- **Records shown**:
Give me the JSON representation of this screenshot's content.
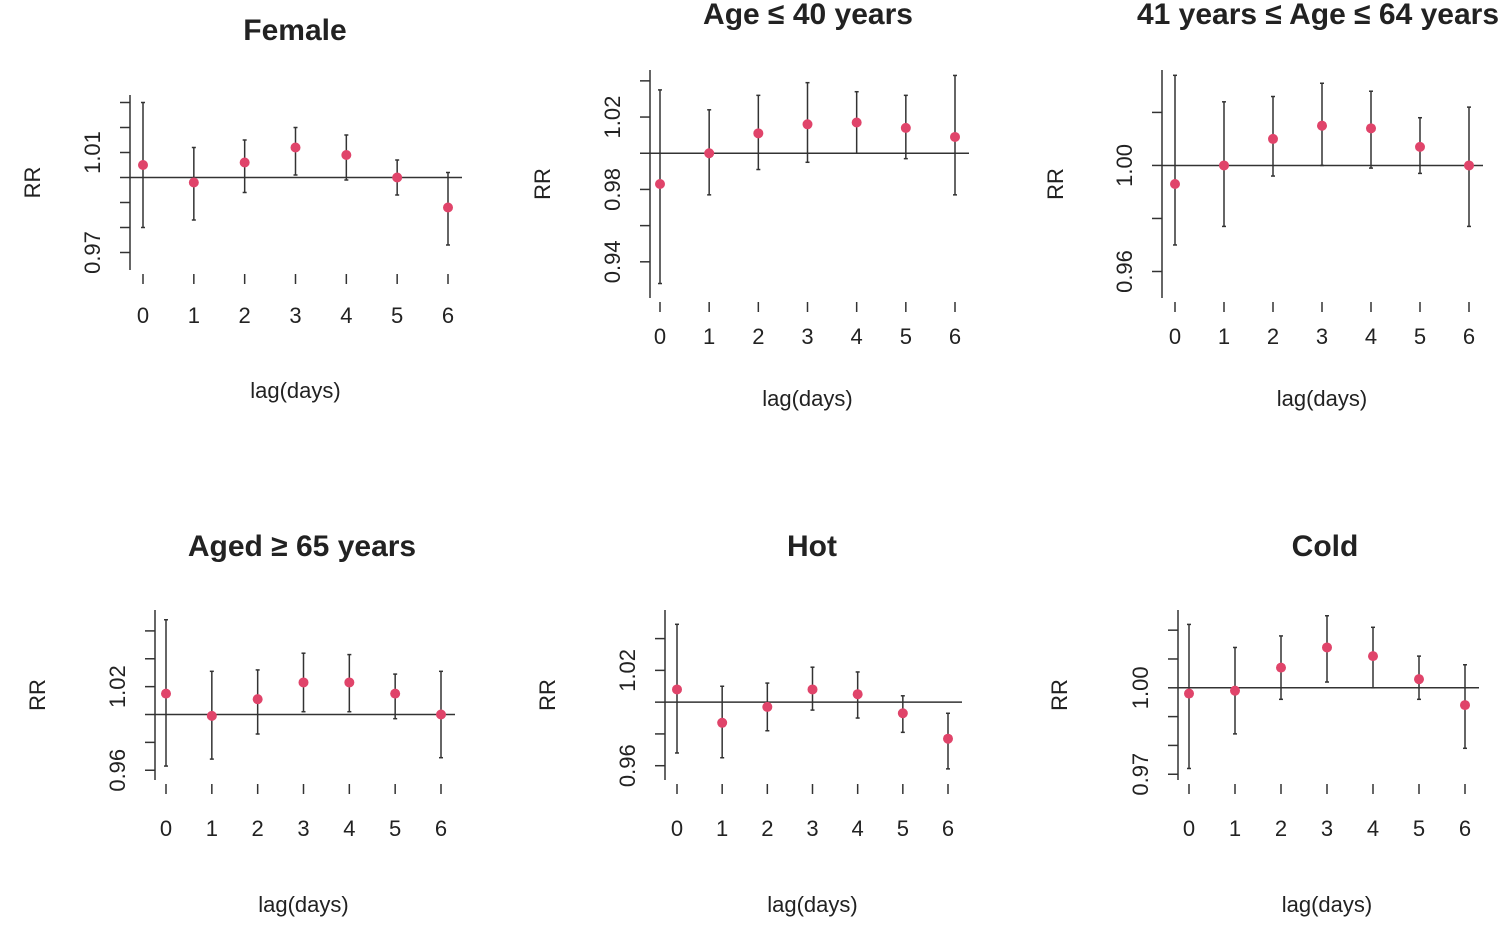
{
  "colors": {
    "point": "#e0446a",
    "line": "#333333",
    "background": "#ffffff"
  },
  "chart_data": [
    {
      "type": "scatter",
      "title": "Female",
      "xlabel": "lag(days)",
      "ylabel": "RR",
      "x": [
        0,
        1,
        2,
        3,
        4,
        5,
        6
      ],
      "xticks": [
        "0",
        "1",
        "2",
        "3",
        "4",
        "5",
        "6"
      ],
      "y": [
        1.005,
        0.998,
        1.006,
        1.012,
        1.009,
        1.0,
        0.988
      ],
      "lower": [
        0.98,
        0.983,
        0.994,
        1.001,
        0.999,
        0.993,
        0.973
      ],
      "upper": [
        1.03,
        1.012,
        1.015,
        1.02,
        1.017,
        1.007,
        1.002
      ],
      "reference": 1.0,
      "ylim": [
        0.963,
        1.033
      ],
      "yticks": [
        0.97,
        0.98,
        0.99,
        1.0,
        1.01,
        1.02,
        1.03
      ],
      "ytick_labels": [
        "0.97",
        "",
        "",
        "",
        "1.01",
        "",
        ""
      ]
    },
    {
      "type": "scatter",
      "title": "Age ≤ 40 years",
      "xlabel": "lag(days)",
      "ylabel": "RR",
      "x": [
        0,
        1,
        2,
        3,
        4,
        5,
        6
      ],
      "xticks": [
        "0",
        "1",
        "2",
        "3",
        "4",
        "5",
        "6"
      ],
      "y": [
        0.983,
        1.0,
        1.011,
        1.016,
        1.017,
        1.014,
        1.009
      ],
      "lower": [
        0.928,
        0.977,
        0.991,
        0.995,
        1.0,
        0.997,
        0.977
      ],
      "upper": [
        1.035,
        1.024,
        1.032,
        1.039,
        1.034,
        1.032,
        1.043
      ],
      "reference": 1.0,
      "ylim": [
        0.92,
        1.046
      ],
      "yticks": [
        0.94,
        0.96,
        0.98,
        1.0,
        1.02,
        1.04
      ],
      "ytick_labels": [
        "0.94",
        "",
        "0.98",
        "",
        "1.02",
        ""
      ]
    },
    {
      "type": "scatter",
      "title": "41 years ≤ Age ≤ 64 years",
      "xlabel": "lag(days)",
      "ylabel": "RR",
      "x": [
        0,
        1,
        2,
        3,
        4,
        5,
        6
      ],
      "xticks": [
        "0",
        "1",
        "2",
        "3",
        "4",
        "5",
        "6"
      ],
      "y": [
        0.993,
        1.0,
        1.01,
        1.015,
        1.014,
        1.007,
        1.0
      ],
      "lower": [
        0.97,
        0.977,
        0.996,
        1.0,
        0.999,
        0.997,
        0.977
      ],
      "upper": [
        1.034,
        1.024,
        1.026,
        1.031,
        1.028,
        1.018,
        1.022
      ],
      "reference": 1.0,
      "ylim": [
        0.95,
        1.036
      ],
      "yticks": [
        0.96,
        0.98,
        1.0,
        1.02
      ],
      "ytick_labels": [
        "0.96",
        "",
        "1.00",
        ""
      ]
    },
    {
      "type": "scatter",
      "title": "Aged ≥ 65 years",
      "xlabel": "lag(days)",
      "ylabel": "RR",
      "x": [
        0,
        1,
        2,
        3,
        4,
        5,
        6
      ],
      "xticks": [
        "0",
        "1",
        "2",
        "3",
        "4",
        "5",
        "6"
      ],
      "y": [
        1.015,
        0.999,
        1.011,
        1.023,
        1.023,
        1.015,
        1.0
      ],
      "lower": [
        0.963,
        0.968,
        0.986,
        1.002,
        1.002,
        0.997,
        0.969
      ],
      "upper": [
        1.068,
        1.031,
        1.032,
        1.044,
        1.043,
        1.029,
        1.031
      ],
      "reference": 1.0,
      "ylim": [
        0.953,
        1.075
      ],
      "yticks": [
        0.96,
        0.98,
        1.0,
        1.02,
        1.04,
        1.06
      ],
      "ytick_labels": [
        "0.96",
        "",
        "",
        "1.02",
        "",
        ""
      ]
    },
    {
      "type": "scatter",
      "title": "Hot",
      "xlabel": "lag(days)",
      "ylabel": "RR",
      "x": [
        0,
        1,
        2,
        3,
        4,
        5,
        6
      ],
      "xticks": [
        "0",
        "1",
        "2",
        "3",
        "4",
        "5",
        "6"
      ],
      "y": [
        1.008,
        0.987,
        0.997,
        1.008,
        1.005,
        0.993,
        0.977
      ],
      "lower": [
        0.968,
        0.965,
        0.982,
        0.995,
        0.99,
        0.981,
        0.958
      ],
      "upper": [
        1.049,
        1.01,
        1.012,
        1.022,
        1.019,
        1.004,
        0.993
      ],
      "reference": 1.0,
      "ylim": [
        0.951,
        1.058
      ],
      "yticks": [
        0.96,
        0.98,
        1.0,
        1.02,
        1.04
      ],
      "ytick_labels": [
        "0.96",
        "",
        "",
        "1.02",
        ""
      ]
    },
    {
      "type": "scatter",
      "title": "Cold",
      "xlabel": "lag(days)",
      "ylabel": "RR",
      "x": [
        0,
        1,
        2,
        3,
        4,
        5,
        6
      ],
      "xticks": [
        "0",
        "1",
        "2",
        "3",
        "4",
        "5",
        "6"
      ],
      "y": [
        0.998,
        0.999,
        1.007,
        1.014,
        1.011,
        1.003,
        0.994
      ],
      "lower": [
        0.972,
        0.984,
        0.996,
        1.002,
        1.0,
        0.996,
        0.979
      ],
      "upper": [
        1.022,
        1.014,
        1.018,
        1.025,
        1.021,
        1.011,
        1.008
      ],
      "reference": 1.0,
      "ylim": [
        0.968,
        1.027
      ],
      "yticks": [
        0.97,
        0.98,
        0.99,
        1.0,
        1.01,
        1.02
      ],
      "ytick_labels": [
        "0.97",
        "",
        "",
        "1.00",
        "",
        ""
      ]
    }
  ]
}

- **What to produce**:
Report how many lines in the data include the word "title", and give nothing but the count.

- **Correct result**:
6